* **WORK INSTRUCTIONS**: Note each line where "Office" appears, and copy it.
↓
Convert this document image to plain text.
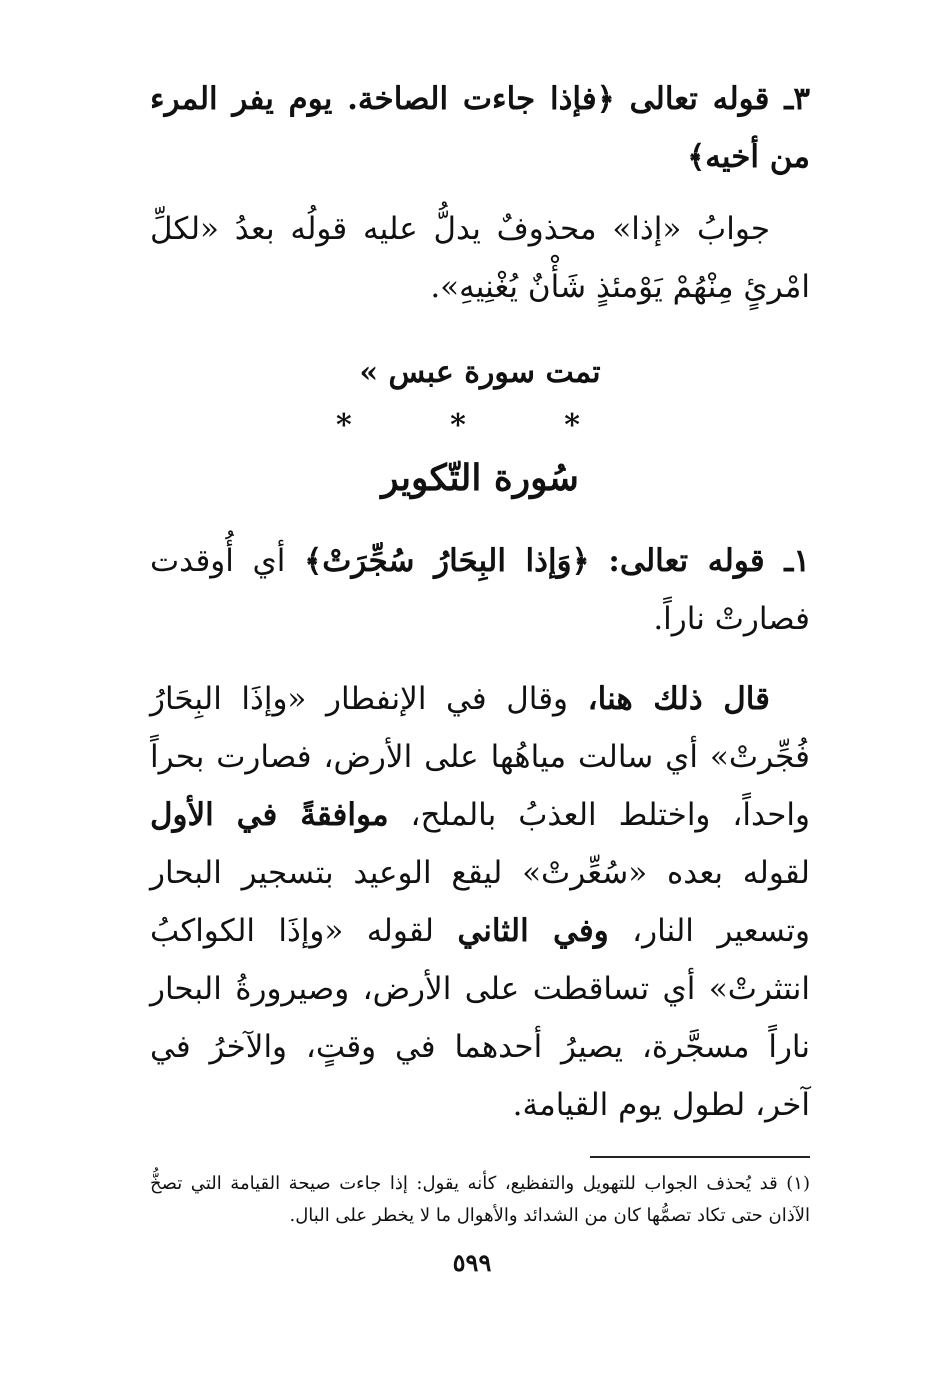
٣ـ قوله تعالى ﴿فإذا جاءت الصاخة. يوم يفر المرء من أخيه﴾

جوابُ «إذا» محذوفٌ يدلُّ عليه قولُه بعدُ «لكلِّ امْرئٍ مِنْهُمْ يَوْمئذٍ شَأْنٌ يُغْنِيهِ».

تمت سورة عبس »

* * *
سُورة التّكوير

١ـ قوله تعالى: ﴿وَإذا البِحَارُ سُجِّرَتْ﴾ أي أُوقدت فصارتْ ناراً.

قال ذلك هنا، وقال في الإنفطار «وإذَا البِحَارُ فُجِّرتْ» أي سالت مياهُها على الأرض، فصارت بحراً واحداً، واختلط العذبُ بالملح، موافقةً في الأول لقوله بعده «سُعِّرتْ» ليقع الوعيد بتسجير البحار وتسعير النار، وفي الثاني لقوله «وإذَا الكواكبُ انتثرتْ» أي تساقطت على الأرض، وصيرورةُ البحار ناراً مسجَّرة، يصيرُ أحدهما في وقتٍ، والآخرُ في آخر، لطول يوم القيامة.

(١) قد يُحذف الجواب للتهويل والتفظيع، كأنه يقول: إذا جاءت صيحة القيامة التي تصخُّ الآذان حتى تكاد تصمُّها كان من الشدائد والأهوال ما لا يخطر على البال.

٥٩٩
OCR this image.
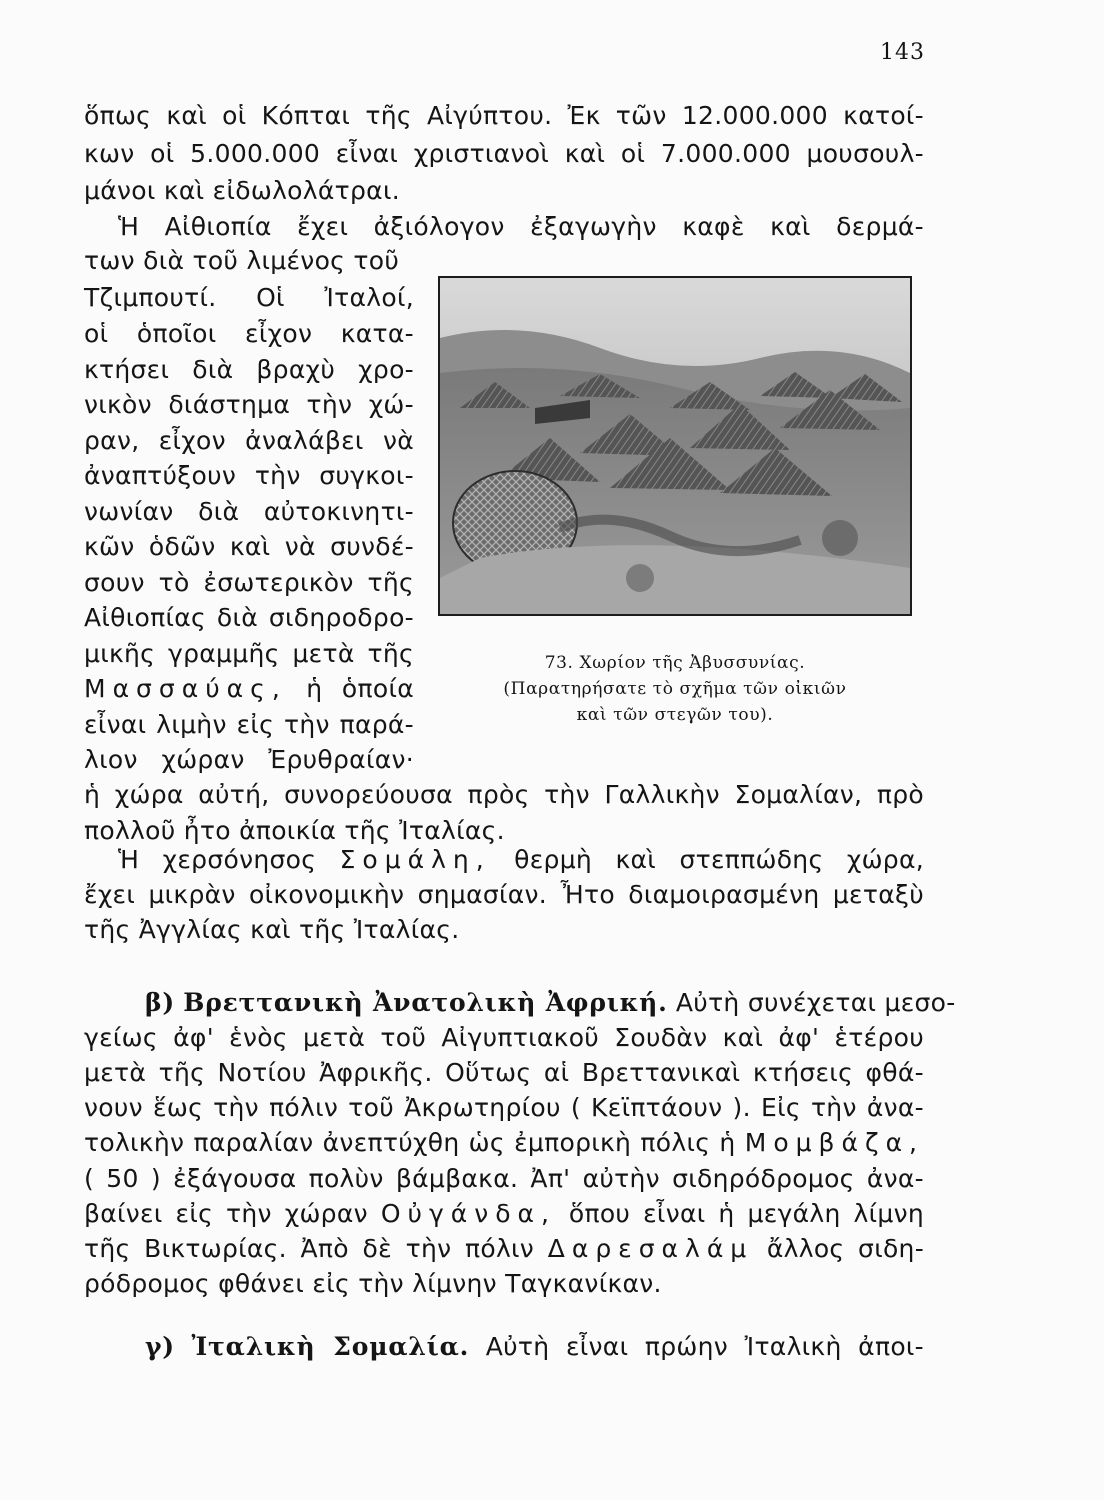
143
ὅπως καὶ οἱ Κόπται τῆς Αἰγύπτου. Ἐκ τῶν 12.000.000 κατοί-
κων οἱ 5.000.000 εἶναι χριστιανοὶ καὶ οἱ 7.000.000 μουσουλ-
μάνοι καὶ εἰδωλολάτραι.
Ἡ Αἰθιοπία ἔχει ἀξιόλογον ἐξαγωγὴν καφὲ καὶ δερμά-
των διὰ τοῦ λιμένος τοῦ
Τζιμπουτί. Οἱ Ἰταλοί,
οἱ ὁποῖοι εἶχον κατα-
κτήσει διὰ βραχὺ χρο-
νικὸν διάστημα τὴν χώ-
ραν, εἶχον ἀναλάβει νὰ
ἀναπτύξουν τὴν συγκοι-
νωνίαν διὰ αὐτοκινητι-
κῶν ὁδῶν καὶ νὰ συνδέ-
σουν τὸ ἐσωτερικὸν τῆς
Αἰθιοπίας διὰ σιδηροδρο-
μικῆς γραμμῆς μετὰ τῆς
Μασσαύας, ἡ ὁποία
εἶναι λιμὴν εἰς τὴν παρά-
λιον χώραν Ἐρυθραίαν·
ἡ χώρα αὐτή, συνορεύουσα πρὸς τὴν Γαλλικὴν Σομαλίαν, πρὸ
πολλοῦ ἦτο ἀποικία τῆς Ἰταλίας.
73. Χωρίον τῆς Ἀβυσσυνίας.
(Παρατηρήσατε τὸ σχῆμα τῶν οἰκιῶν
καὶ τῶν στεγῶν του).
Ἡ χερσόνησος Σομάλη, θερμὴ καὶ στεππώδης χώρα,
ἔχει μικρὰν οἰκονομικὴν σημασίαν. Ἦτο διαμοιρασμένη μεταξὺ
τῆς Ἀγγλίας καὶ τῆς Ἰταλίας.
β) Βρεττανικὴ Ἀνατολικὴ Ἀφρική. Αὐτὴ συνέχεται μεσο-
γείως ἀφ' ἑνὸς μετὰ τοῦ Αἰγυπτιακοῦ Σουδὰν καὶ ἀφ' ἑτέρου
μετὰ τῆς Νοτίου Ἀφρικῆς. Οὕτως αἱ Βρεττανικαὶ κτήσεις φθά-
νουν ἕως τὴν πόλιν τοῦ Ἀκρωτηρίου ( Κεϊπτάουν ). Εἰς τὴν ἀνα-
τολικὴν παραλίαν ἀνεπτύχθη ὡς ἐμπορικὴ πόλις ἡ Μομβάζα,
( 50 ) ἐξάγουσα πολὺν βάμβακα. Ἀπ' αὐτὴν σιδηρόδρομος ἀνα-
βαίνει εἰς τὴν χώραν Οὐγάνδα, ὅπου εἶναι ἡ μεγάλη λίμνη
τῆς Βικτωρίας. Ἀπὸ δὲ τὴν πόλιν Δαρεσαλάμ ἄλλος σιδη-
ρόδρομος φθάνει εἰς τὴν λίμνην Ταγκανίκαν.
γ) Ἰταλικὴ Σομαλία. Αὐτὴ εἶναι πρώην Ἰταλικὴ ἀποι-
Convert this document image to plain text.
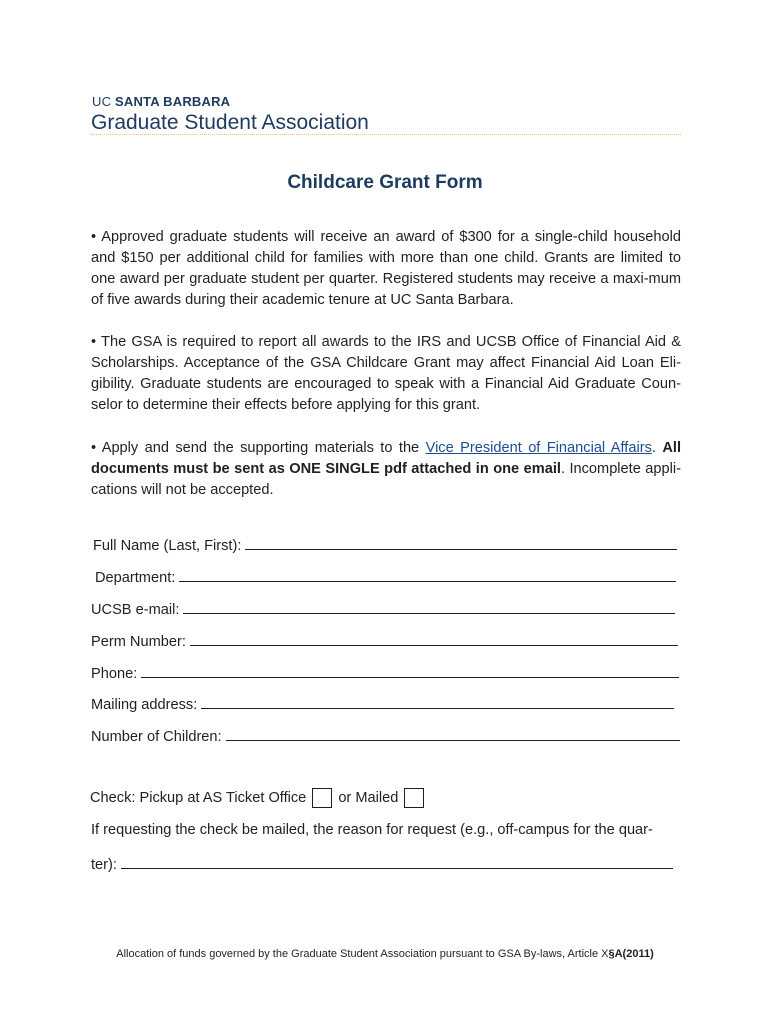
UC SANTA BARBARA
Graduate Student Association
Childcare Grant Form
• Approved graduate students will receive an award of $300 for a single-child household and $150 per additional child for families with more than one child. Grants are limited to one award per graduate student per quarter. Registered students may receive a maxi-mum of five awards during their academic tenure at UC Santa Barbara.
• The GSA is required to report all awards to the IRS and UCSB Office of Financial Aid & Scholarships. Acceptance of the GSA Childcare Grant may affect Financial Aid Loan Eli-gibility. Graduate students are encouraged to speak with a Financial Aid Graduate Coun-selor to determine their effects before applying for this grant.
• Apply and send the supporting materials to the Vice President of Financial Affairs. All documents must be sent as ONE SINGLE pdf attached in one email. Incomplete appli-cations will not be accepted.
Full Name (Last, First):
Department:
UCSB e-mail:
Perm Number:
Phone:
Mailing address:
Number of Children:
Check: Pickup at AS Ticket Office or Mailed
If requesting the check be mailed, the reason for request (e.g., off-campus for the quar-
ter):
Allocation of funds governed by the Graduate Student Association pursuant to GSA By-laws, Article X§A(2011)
↑
* **TASK OUTPUT**:
• The GSA is required to report all awards to the IRS and UCSB Office of Financial Aid & Scholarships. Acceptance of the GSA Childcare Grant may affect Financial Aid Loan Eli-gibility. Graduate students are encouraged to speak with a Financial Aid Graduate Coun-selor to determine their effects before applying for this grant.
Check: Pickup at AS Ticket Office or Mailed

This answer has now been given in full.